• **Task directions**
Locate every line in the records that contains the string "link", matching case exactly, and copy each such line in full.

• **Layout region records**
>> Start

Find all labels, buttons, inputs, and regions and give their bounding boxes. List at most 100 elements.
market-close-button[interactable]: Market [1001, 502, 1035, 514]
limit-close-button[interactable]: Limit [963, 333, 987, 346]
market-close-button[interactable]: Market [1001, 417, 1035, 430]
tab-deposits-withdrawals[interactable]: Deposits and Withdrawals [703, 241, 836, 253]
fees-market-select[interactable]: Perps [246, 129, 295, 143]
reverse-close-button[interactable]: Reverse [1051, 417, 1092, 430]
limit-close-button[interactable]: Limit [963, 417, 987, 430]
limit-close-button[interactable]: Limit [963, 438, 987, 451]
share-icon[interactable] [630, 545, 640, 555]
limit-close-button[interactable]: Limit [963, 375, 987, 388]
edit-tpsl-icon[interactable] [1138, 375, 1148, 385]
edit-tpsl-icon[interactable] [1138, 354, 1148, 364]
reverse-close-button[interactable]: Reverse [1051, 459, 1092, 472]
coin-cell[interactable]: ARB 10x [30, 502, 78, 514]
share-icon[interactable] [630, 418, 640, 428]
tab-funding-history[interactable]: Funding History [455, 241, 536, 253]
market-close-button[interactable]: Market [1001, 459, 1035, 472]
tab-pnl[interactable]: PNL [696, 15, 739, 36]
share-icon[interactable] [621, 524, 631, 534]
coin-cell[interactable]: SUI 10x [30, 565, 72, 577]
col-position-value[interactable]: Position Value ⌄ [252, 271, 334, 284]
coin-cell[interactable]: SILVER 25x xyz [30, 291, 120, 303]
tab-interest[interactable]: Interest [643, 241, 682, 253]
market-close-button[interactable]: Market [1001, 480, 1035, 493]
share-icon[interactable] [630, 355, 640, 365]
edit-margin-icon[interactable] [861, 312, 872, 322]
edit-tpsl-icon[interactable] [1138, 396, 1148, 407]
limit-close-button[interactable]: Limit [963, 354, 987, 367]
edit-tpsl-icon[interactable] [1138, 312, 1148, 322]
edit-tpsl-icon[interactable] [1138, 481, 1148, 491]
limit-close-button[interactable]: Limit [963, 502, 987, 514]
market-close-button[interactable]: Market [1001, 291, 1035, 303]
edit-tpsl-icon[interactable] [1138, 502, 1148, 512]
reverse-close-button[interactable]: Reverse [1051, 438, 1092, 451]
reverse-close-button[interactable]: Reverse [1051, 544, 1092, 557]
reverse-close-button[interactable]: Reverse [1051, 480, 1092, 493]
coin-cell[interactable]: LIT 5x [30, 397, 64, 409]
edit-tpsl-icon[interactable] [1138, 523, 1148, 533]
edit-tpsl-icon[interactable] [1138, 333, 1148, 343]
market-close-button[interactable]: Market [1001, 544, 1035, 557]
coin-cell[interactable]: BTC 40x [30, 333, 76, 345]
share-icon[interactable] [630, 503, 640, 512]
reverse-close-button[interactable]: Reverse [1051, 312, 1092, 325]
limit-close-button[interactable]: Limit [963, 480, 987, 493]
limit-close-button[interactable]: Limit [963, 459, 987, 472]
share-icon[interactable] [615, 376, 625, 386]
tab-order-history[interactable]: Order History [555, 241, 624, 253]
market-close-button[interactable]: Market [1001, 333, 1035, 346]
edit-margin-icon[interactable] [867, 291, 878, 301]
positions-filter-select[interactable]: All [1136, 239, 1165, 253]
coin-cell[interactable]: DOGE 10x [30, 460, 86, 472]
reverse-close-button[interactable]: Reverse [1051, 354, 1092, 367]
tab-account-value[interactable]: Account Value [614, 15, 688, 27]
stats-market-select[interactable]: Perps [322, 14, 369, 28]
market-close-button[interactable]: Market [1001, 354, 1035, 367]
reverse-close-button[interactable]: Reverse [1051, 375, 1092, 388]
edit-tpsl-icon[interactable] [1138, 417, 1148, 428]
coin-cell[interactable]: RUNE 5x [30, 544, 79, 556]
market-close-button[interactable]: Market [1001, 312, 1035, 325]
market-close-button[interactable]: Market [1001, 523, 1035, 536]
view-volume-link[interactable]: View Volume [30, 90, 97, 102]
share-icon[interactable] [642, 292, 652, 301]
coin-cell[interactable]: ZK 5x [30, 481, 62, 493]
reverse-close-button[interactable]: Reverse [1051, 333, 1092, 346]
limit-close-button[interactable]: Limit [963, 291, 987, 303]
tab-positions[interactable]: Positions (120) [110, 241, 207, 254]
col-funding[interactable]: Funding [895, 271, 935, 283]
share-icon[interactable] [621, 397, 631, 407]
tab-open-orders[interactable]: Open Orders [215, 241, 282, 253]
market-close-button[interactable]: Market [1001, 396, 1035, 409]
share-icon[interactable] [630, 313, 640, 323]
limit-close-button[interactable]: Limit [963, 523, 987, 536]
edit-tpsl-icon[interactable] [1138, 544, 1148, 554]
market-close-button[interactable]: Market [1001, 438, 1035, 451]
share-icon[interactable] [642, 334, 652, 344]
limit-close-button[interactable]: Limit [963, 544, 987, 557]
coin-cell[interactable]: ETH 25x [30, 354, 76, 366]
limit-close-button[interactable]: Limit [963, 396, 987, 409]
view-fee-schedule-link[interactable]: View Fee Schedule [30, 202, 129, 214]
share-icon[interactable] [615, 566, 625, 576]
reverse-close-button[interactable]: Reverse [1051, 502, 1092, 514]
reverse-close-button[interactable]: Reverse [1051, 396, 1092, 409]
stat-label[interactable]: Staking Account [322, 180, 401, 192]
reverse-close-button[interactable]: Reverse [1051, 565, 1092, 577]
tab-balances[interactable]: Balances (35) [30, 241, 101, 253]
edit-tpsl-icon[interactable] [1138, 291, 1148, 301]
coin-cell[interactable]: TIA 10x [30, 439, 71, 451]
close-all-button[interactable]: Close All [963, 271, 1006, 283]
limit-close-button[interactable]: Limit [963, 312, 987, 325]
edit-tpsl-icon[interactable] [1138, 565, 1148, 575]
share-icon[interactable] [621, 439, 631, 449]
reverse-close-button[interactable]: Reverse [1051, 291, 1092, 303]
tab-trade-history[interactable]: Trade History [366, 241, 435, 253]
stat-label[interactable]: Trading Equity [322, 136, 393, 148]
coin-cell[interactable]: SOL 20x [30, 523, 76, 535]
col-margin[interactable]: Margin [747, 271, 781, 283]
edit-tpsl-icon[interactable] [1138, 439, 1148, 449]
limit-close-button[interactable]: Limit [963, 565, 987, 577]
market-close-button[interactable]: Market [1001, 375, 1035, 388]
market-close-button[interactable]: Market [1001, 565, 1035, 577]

>> End

• **Solution to this problem**
view-volume-link[interactable]: View Volume [30, 90, 97, 102]
view-fee-schedule-link[interactable]: View Fee Schedule [30, 202, 129, 214]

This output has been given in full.